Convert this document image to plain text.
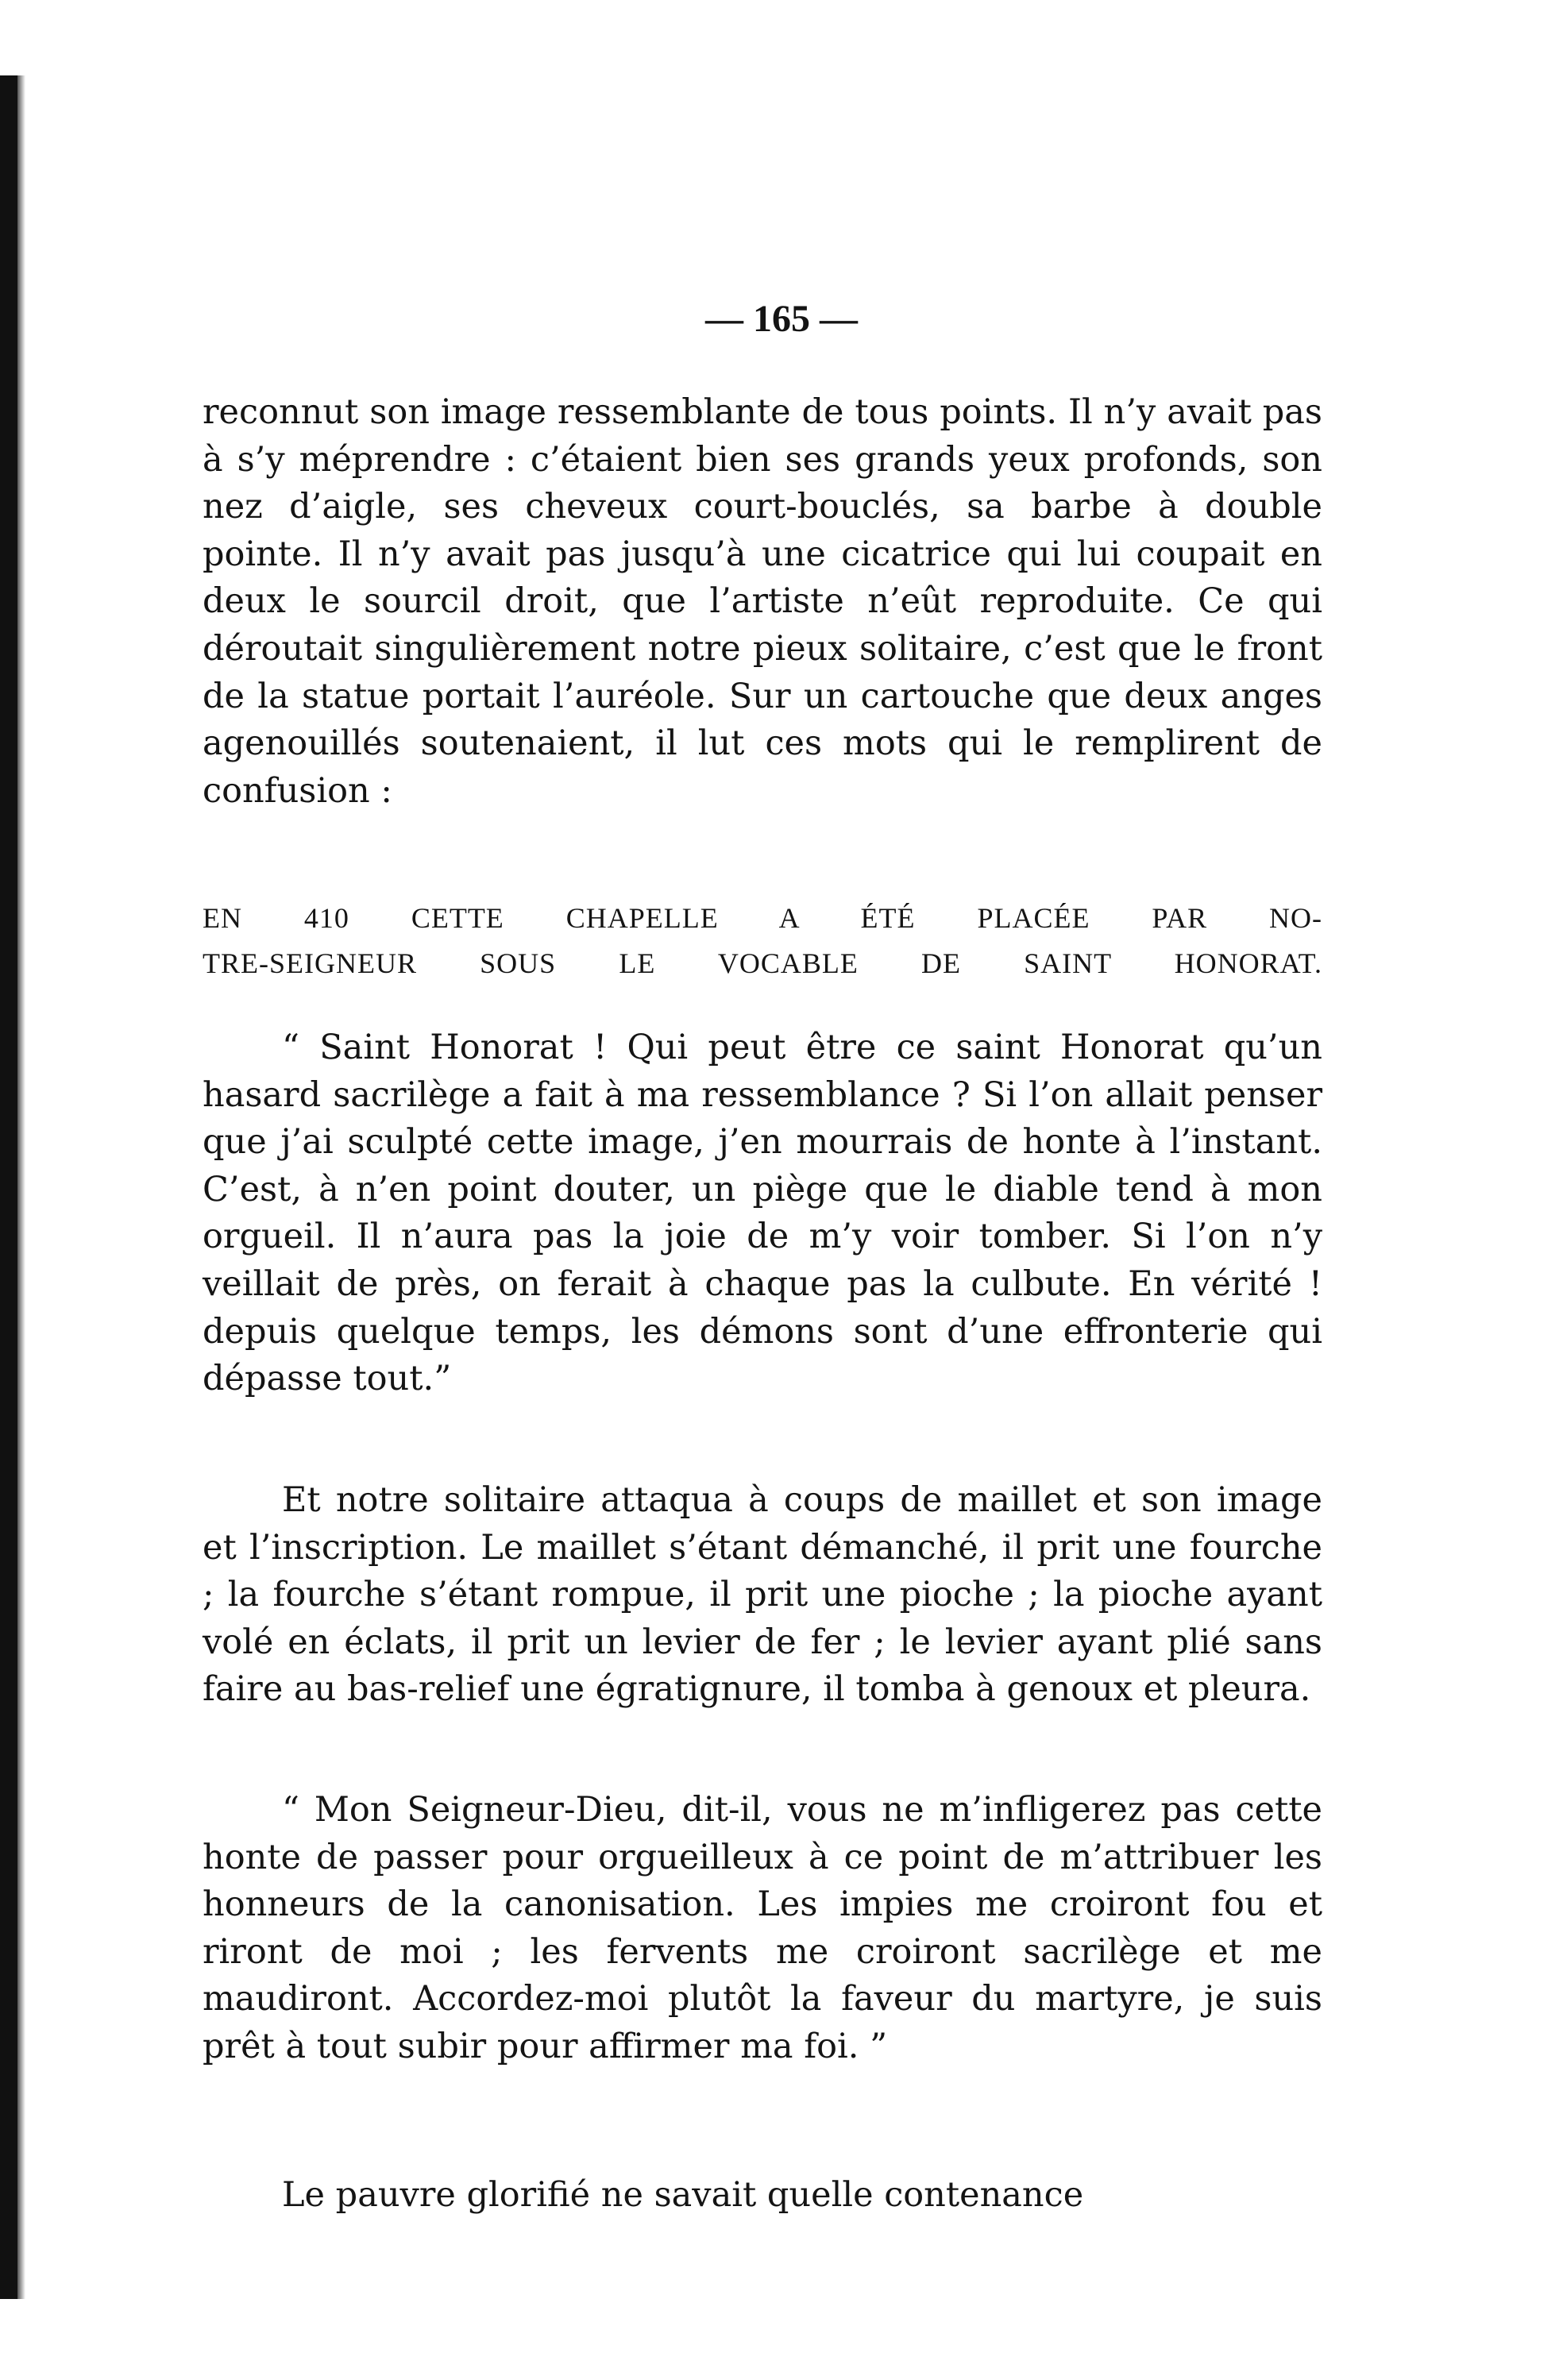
— 165 —

reconnut son image ressemblante de tous points. Il n’y avait pas à s’y méprendre : c’étaient bien ses grands yeux profonds, son nez d’aigle, ses cheveux court-bouclés, sa barbe à double pointe. Il n’y avait pas jusqu’à une cicatrice qui lui coupait en deux le sourcil droit, que l’artiste n’eût reproduite. Ce qui déroutait singulièrement notre pieux solitaire, c’est que le front de la statue portait l’auréole. Sur un cartouche que deux anges agenouillés soutenaient, il lut ces mots qui le remplirent de confusion :

EN 410 CETTE CHAPELLE A ÉTÉ PLACÉE PAR NO-
TRE-SEIGNEUR SOUS LE VOCABLE DE SAINT HONORAT.

“ Saint Honorat ! Qui peut être ce saint Honorat qu’un hasard sacrilège a fait à ma ressemblance ? Si l’on allait penser que j’ai sculpté cette image, j’en mourrais de honte à l’instant. C’est, à n’en point douter, un piège que le diable tend à mon orgueil. Il n’aura pas la joie de m’y voir tomber. Si l’on n’y veillait de près, on ferait à chaque pas la culbute. En vérité ! depuis quelque temps, les démons sont d’une effronterie qui dépasse tout.”

Et notre solitaire attaqua à coups de maillet et son image et l’inscription. Le maillet s’étant démanché, il prit une fourche ; la fourche s’étant rompue, il prit une pioche ; la pioche ayant volé en éclats, il prit un levier de fer ; le levier ayant plié sans faire au bas-relief une égratignure, il tomba à genoux et pleura.

“ Mon Seigneur-Dieu, dit-il, vous ne m’infligerez pas cette honte de passer pour orgueilleux à ce point de m’attribuer les honneurs de la canonisation. Les impies me croiront fou et riront de moi ; les fervents me croiront sacrilège et me maudiront. Accordez-moi plutôt la faveur du martyre, je suis prêt à tout subir pour affirmer ma foi. ”

Le pauvre glorifié ne savait quelle contenance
::::::
What is required
Scan the material above. Copy each line that holds the word "honte".

Complete output
“ Saint Honorat ! Qui peut être ce saint Honorat qu’un hasard sacrilège a fait à ma ressemblance ? Si l’on allait penser que j’ai sculpté cette image, j’en mourrais de honte à l’instant. C’est, à n’en point douter, un piège que le diable tend à mon orgueil. Il n’aura pas la joie de m’y voir tomber. Si l’on n’y veillait de près, on ferait à chaque pas la culbute. En vérité ! depuis quelque temps, les démons sont d’une effronterie qui dépasse tout.”
“ Mon Seigneur-Dieu, dit-il, vous ne m’infligerez pas cette honte de passer pour orgueilleux à ce point de m’attribuer les honneurs de la canonisation. Les impies me croiront fou et riront de moi ; les fervents me croiront sacrilège et me maudiront. Accordez-moi plutôt la faveur du martyre, je suis prêt à tout subir pour affirmer ma foi. ”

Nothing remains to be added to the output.